_What the task requires:_
Pictures are not part of the copy; repeat everything else in the records exactly.

---------- Material shown

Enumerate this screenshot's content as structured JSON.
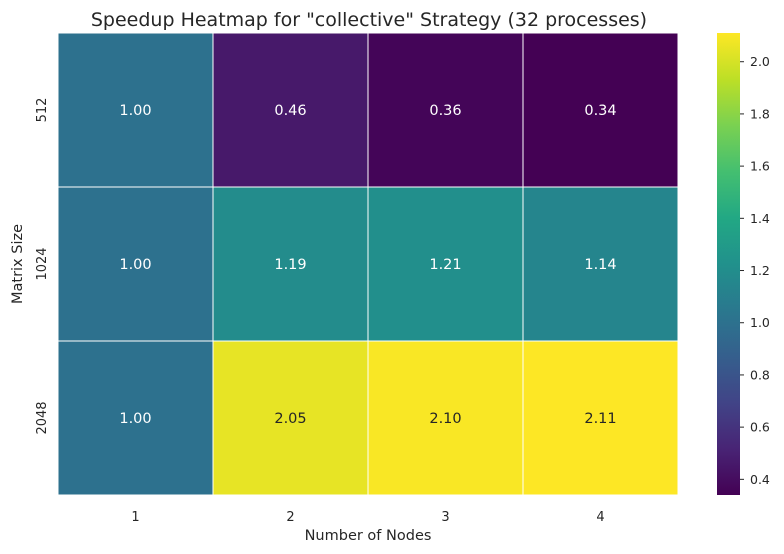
{
  "chart_data": {
    "type": "heatmap",
    "title": "Speedup Heatmap for \"collective\" Strategy (32 processes)",
    "xlabel": "Number of Nodes",
    "ylabel": "Matrix Size",
    "x_categories": [
      "1",
      "2",
      "3",
      "4"
    ],
    "y_categories": [
      "512",
      "1024",
      "2048"
    ],
    "values": [
      [
        1.0,
        0.46,
        0.36,
        0.34
      ],
      [
        1.0,
        1.19,
        1.21,
        1.14
      ],
      [
        1.0,
        2.05,
        2.1,
        2.11
      ]
    ],
    "value_labels": [
      [
        "1.00",
        "0.46",
        "0.36",
        "0.34"
      ],
      [
        "1.00",
        "1.19",
        "1.21",
        "1.14"
      ],
      [
        "1.00",
        "2.05",
        "2.10",
        "2.11"
      ]
    ],
    "colormap": "viridis",
    "color_range": [
      0.34,
      2.11
    ],
    "colorbar_ticks": [
      "0.4",
      "0.6",
      "0.8",
      "1.0",
      "1.2",
      "1.4",
      "1.6",
      "1.8",
      "2.0"
    ],
    "cell_border_color": "#ffffff",
    "legend_placement": "right",
    "grid": false
  }
}
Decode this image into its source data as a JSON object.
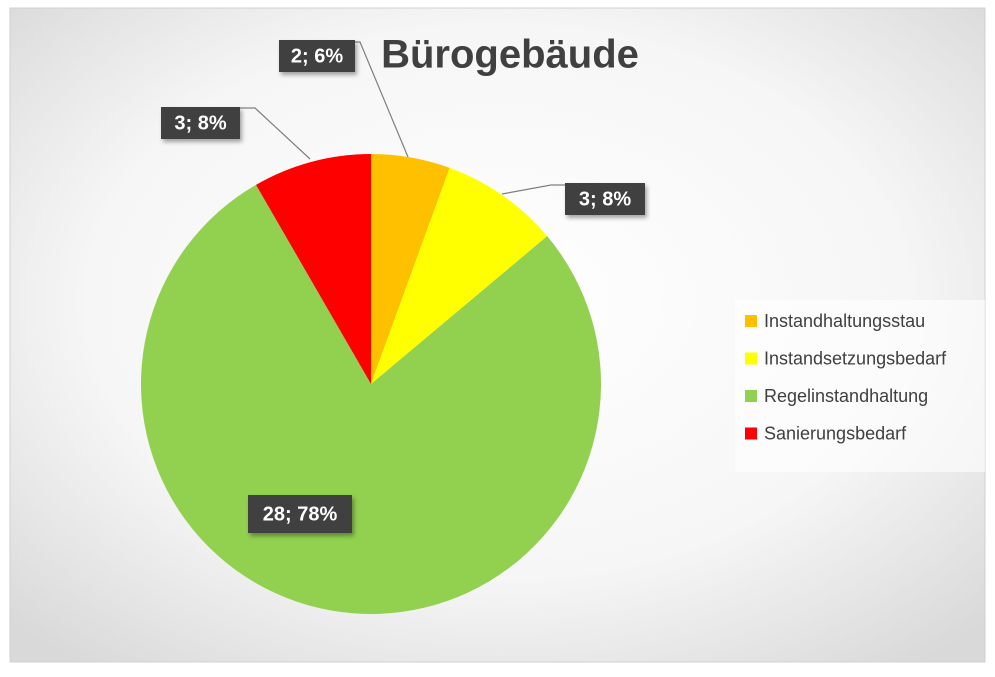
{
  "chart_data": {
    "type": "pie",
    "title": "Bürogebäude",
    "categories": [
      "Instandhaltungsstau",
      "Instandsetzungsbedarf",
      "Regelinstandhaltung",
      "Sanierungsbedarf"
    ],
    "values": [
      2,
      3,
      28,
      3
    ],
    "value_labels": [
      "2; 6%",
      "3; 8%",
      "28; 78%",
      "3; 8%"
    ],
    "colors": [
      "#ffc000",
      "#ffff00",
      "#92d050",
      "#ff0000"
    ],
    "legend": "right"
  }
}
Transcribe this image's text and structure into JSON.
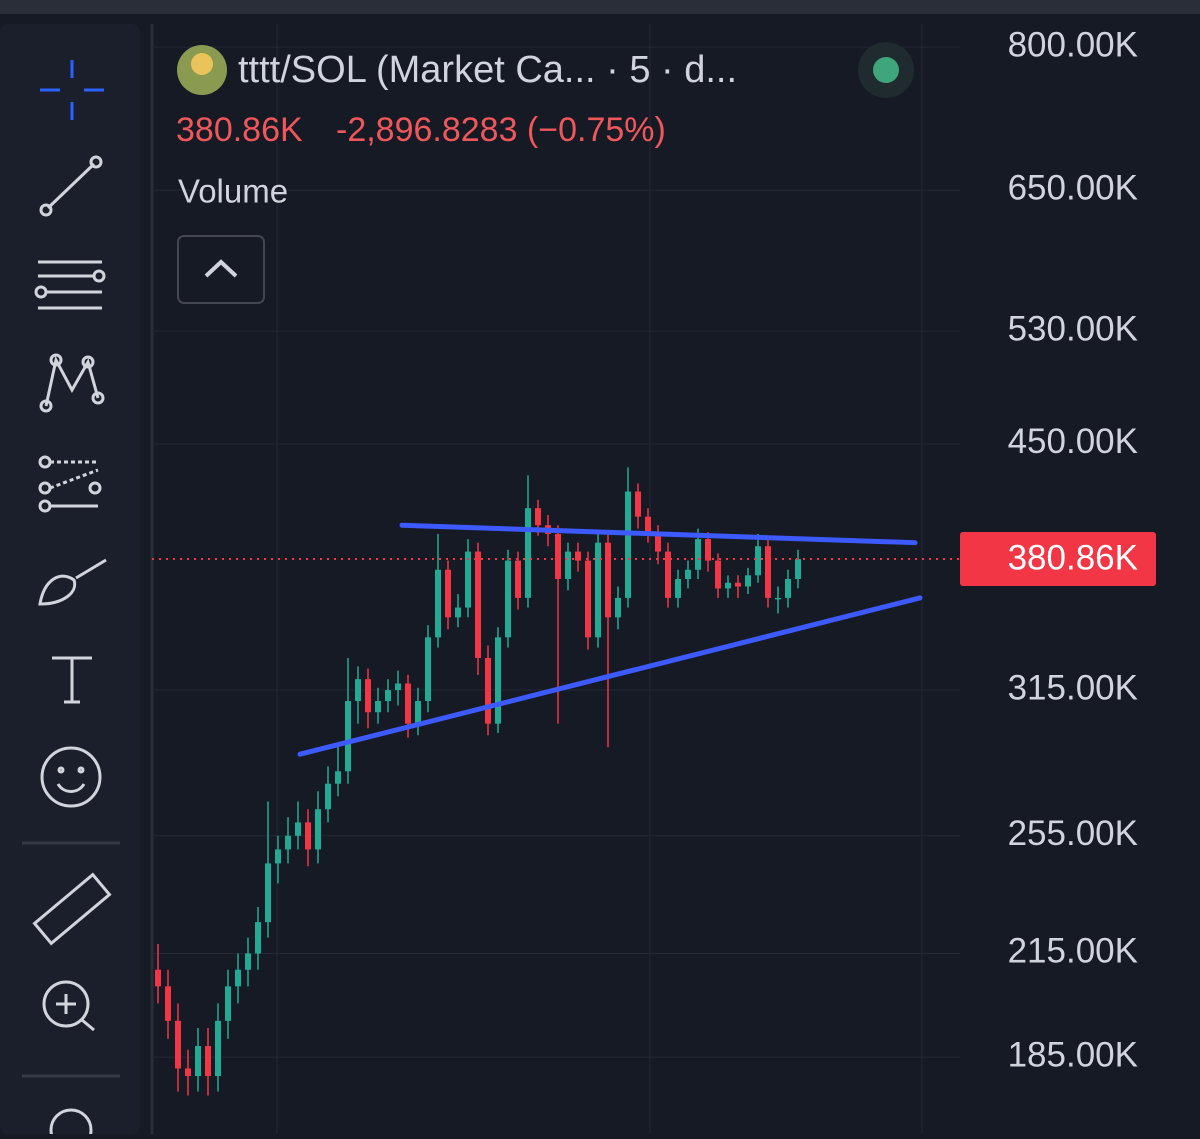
{
  "header": {
    "symbol": "tttt/SOL (Market Ca... · 5 · d...",
    "price": "380.86K",
    "change": "-2,896.8283 (−0.75%)",
    "indicator": "Volume"
  },
  "chart_data": {
    "type": "candlestick",
    "log_scale": true,
    "grid": true,
    "up_color": "#22ab94",
    "down_color": "#f23645",
    "open": [
      210000,
      205000,
      195000,
      182000,
      180000,
      188000,
      180000,
      195000,
      205000,
      210000,
      215000,
      225000,
      245000,
      250000,
      255000,
      260000,
      250000,
      265000,
      275000,
      280000,
      310000,
      320000,
      305000,
      310000,
      315000,
      318000,
      300000,
      310000,
      340000,
      375000,
      350000,
      355000,
      385000,
      330000,
      300000,
      340000,
      380000,
      360000,
      410000,
      400000,
      395000,
      370000,
      385000,
      380000,
      340000,
      390000,
      350000,
      360000,
      420000,
      405000,
      395000,
      385000,
      360000,
      370000,
      375000,
      392000,
      380000,
      365000,
      368000,
      366000,
      372000,
      388000,
      360000,
      360000,
      370000
    ],
    "high": [
      218000,
      210000,
      200000,
      187000,
      193000,
      193000,
      200000,
      210000,
      215000,
      220000,
      230000,
      268000,
      255000,
      262000,
      268000,
      265000,
      272000,
      282000,
      290000,
      330000,
      326000,
      325000,
      316000,
      320000,
      324000,
      322000,
      316000,
      346000,
      395000,
      380000,
      362000,
      392000,
      390000,
      336000,
      345000,
      386000,
      385000,
      430000,
      415000,
      406000,
      400000,
      390000,
      390000,
      385000,
      396000,
      395000,
      366000,
      435000,
      425000,
      410000,
      400000,
      390000,
      375000,
      380000,
      398000,
      396000,
      384000,
      372000,
      372000,
      376000,
      395000,
      392000,
      366000,
      375000,
      386000
    ],
    "low": [
      200000,
      190000,
      176000,
      175000,
      176000,
      175000,
      176000,
      190000,
      200000,
      205000,
      210000,
      220000,
      238000,
      245000,
      250000,
      244000,
      245000,
      260000,
      270000,
      275000,
      300000,
      298000,
      300000,
      305000,
      308000,
      294000,
      295000,
      305000,
      335000,
      344000,
      345000,
      350000,
      322000,
      295000,
      296000,
      335000,
      354000,
      355000,
      394000,
      388000,
      300000,
      364000,
      374000,
      334000,
      335000,
      290000,
      344000,
      355000,
      398000,
      390000,
      378000,
      355000,
      355000,
      365000,
      370000,
      374000,
      360000,
      360000,
      360000,
      362000,
      368000,
      355000,
      352000,
      355000,
      365000
    ],
    "close": [
      205000,
      195000,
      182000,
      180000,
      188000,
      180000,
      195000,
      205000,
      210000,
      215000,
      225000,
      245000,
      250000,
      255000,
      260000,
      250000,
      265000,
      275000,
      280000,
      310000,
      320000,
      305000,
      310000,
      315000,
      318000,
      300000,
      310000,
      340000,
      375000,
      350000,
      355000,
      385000,
      330000,
      300000,
      340000,
      380000,
      360000,
      410000,
      400000,
      395000,
      370000,
      385000,
      380000,
      340000,
      390000,
      350000,
      360000,
      420000,
      405000,
      395000,
      385000,
      360000,
      370000,
      375000,
      392000,
      380000,
      365000,
      368000,
      366000,
      372000,
      388000,
      360000,
      360000,
      370000,
      380860
    ],
    "ylim": [
      165500,
      826000
    ],
    "yticks": [
      {
        "value": 185000,
        "label": "185.00K"
      },
      {
        "value": 215000,
        "label": "215.00K"
      },
      {
        "value": 255000,
        "label": "255.00K"
      },
      {
        "value": 315000,
        "label": "315.00K"
      },
      {
        "value": 450000,
        "label": "450.00K"
      },
      {
        "value": 530000,
        "label": "530.00K"
      },
      {
        "value": 650000,
        "label": "650.00K"
      },
      {
        "value": 800000,
        "label": "800.00K"
      }
    ],
    "last_price": {
      "value": 380860,
      "label": "380.86K"
    },
    "last_price_color": "#f23645",
    "trend_lines": [
      {
        "x": [
          24.4,
          75.7
        ],
        "y": [
          400000,
          390000
        ],
        "color": "#3d5afe"
      },
      {
        "x": [
          14.2,
          76.2
        ],
        "y": [
          287000,
          360000
        ],
        "color": "#3d5afe"
      }
    ]
  }
}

--------------------

_Completed exercise:_
Enumerate this screenshot's content as structured JSON.
{
  "chart_data": {
    "type": "heatmap",
    "title": "Speedup Heatmap for \"collective\" Strategy (32 processes)",
    "xlabel": "Number of Nodes",
    "ylabel": "Matrix Size",
    "x_categories": [
      "1",
      "2",
      "3",
      "4"
    ],
    "y_categories": [
      "512",
      "1024",
      "2048"
    ],
    "values": [
      [
        1.0,
        0.46,
        0.36,
        0.34
      ],
      [
        1.0,
        1.19,
        1.21,
        1.14
      ],
      [
        1.0,
        2.05,
        2.1,
        2.11
      ]
    ],
    "value_labels": [
      [
        "1.00",
        "0.46",
        "0.36",
        "0.34"
      ],
      [
        "1.00",
        "1.19",
        "1.21",
        "1.14"
      ],
      [
        "1.00",
        "2.05",
        "2.10",
        "2.11"
      ]
    ],
    "colormap": "viridis",
    "color_range": [
      0.34,
      2.11
    ],
    "colorbar_ticks": [
      "0.4",
      "0.6",
      "0.8",
      "1.0",
      "1.2",
      "1.4",
      "1.6",
      "1.8",
      "2.0"
    ],
    "cell_border_color": "#ffffff",
    "legend_placement": "right",
    "grid": false
  }
}
Decode this image into its source data as a JSON object.
{
  "chart_data": {
    "type": "pie",
    "title": "Bürogebäude",
    "categories": [
      "Instandhaltungsstau",
      "Instandsetzungsbedarf",
      "Regelinstandhaltung",
      "Sanierungsbedarf"
    ],
    "values": [
      2,
      3,
      28,
      3
    ],
    "value_labels": [
      "2; 6%",
      "3; 8%",
      "28; 78%",
      "3; 8%"
    ],
    "colors": [
      "#ffc000",
      "#ffff00",
      "#92d050",
      "#ff0000"
    ],
    "legend": "right"
  }
}
Transcribe this image's text and structure into JSON.
{
  "header": {
    "symbol": "tttt/SOL (Market Ca... · 5 · d...",
    "price": "380.86K",
    "change": "-2,896.8283 (−0.75%)",
    "indicator": "Volume"
  },
  "chart_data": {
    "type": "candlestick",
    "log_scale": true,
    "grid": true,
    "up_color": "#22ab94",
    "down_color": "#f23645",
    "open": [
      210000,
      205000,
      195000,
      182000,
      180000,
      188000,
      180000,
      195000,
      205000,
      210000,
      215000,
      225000,
      245000,
      250000,
      255000,
      260000,
      250000,
      265000,
      275000,
      280000,
      310000,
      320000,
      305000,
      310000,
      315000,
      318000,
      300000,
      310000,
      340000,
      375000,
      350000,
      355000,
      385000,
      330000,
      300000,
      340000,
      380000,
      360000,
      410000,
      400000,
      395000,
      370000,
      385000,
      380000,
      340000,
      390000,
      350000,
      360000,
      420000,
      405000,
      395000,
      385000,
      360000,
      370000,
      375000,
      392000,
      380000,
      365000,
      368000,
      366000,
      372000,
      388000,
      360000,
      360000,
      370000
    ],
    "high": [
      218000,
      210000,
      200000,
      187000,
      193000,
      193000,
      200000,
      210000,
      215000,
      220000,
      230000,
      268000,
      255000,
      262000,
      268000,
      265000,
      272000,
      282000,
      290000,
      330000,
      326000,
      325000,
      316000,
      320000,
      324000,
      322000,
      316000,
      346000,
      395000,
      380000,
      362000,
      392000,
      390000,
      336000,
      345000,
      386000,
      385000,
      430000,
      415000,
      406000,
      400000,
      390000,
      390000,
      385000,
      396000,
      395000,
      366000,
      435000,
      425000,
      410000,
      400000,
      390000,
      375000,
      380000,
      398000,
      396000,
      384000,
      372000,
      372000,
      376000,
      395000,
      392000,
      366000,
      375000,
      386000
    ],
    "low": [
      200000,
      190000,
      176000,
      175000,
      176000,
      175000,
      176000,
      190000,
      200000,
      205000,
      210000,
      220000,
      238000,
      245000,
      250000,
      244000,
      245000,
      260000,
      270000,
      275000,
      300000,
      298000,
      300000,
      305000,
      308000,
      294000,
      295000,
      305000,
      335000,
      344000,
      345000,
      350000,
      322000,
      295000,
      296000,
      335000,
      354000,
      355000,
      394000,
      388000,
      300000,
      364000,
      374000,
      334000,
      335000,
      290000,
      344000,
      355000,
      398000,
      390000,
      378000,
      355000,
      355000,
      365000,
      370000,
      374000,
      360000,
      360000,
      360000,
      362000,
      368000,
      355000,
      352000,
      355000,
      365000
    ],
    "close": [
      205000,
      195000,
      182000,
      180000,
      188000,
      180000,
      195000,
      205000,
      210000,
      215000,
      225000,
      245000,
      250000,
      255000,
      260000,
      250000,
      265000,
      275000,
      280000,
      310000,
      320000,
      305000,
      310000,
      315000,
      318000,
      300000,
      310000,
      340000,
      375000,
      350000,
      355000,
      385000,
      330000,
      300000,
      340000,
      380000,
      360000,
      410000,
      400000,
      395000,
      370000,
      385000,
      380000,
      340000,
      390000,
      350000,
      360000,
      420000,
      405000,
      395000,
      385000,
      360000,
      370000,
      375000,
      392000,
      380000,
      365000,
      368000,
      366000,
      372000,
      388000,
      360000,
      360000,
      370000,
      380860
    ],
    "ylim": [
      165500,
      826000
    ],
    "yticks": [
      {
        "value": 185000,
        "label": "185.00K"
      },
      {
        "value": 215000,
        "label": "215.00K"
      },
      {
        "value": 255000,
        "label": "255.00K"
      },
      {
        "value": 315000,
        "label": "315.00K"
      },
      {
        "value": 450000,
        "label": "450.00K"
      },
      {
        "value": 530000,
        "label": "530.00K"
      },
      {
        "value": 650000,
        "label": "650.00K"
      },
      {
        "value": 800000,
        "label": "800.00K"
      }
    ],
    "last_price": {
      "value": 380860,
      "label": "380.86K"
    },
    "last_price_color": "#f23645",
    "trend_lines": [
      {
        "x": [
          24.4,
          75.7
        ],
        "y": [
          400000,
          390000
        ],
        "color": "#3d5afe"
      },
      {
        "x": [
          14.2,
          76.2
        ],
        "y": [
          287000,
          360000
        ],
        "color": "#3d5afe"
      }
    ]
  }
}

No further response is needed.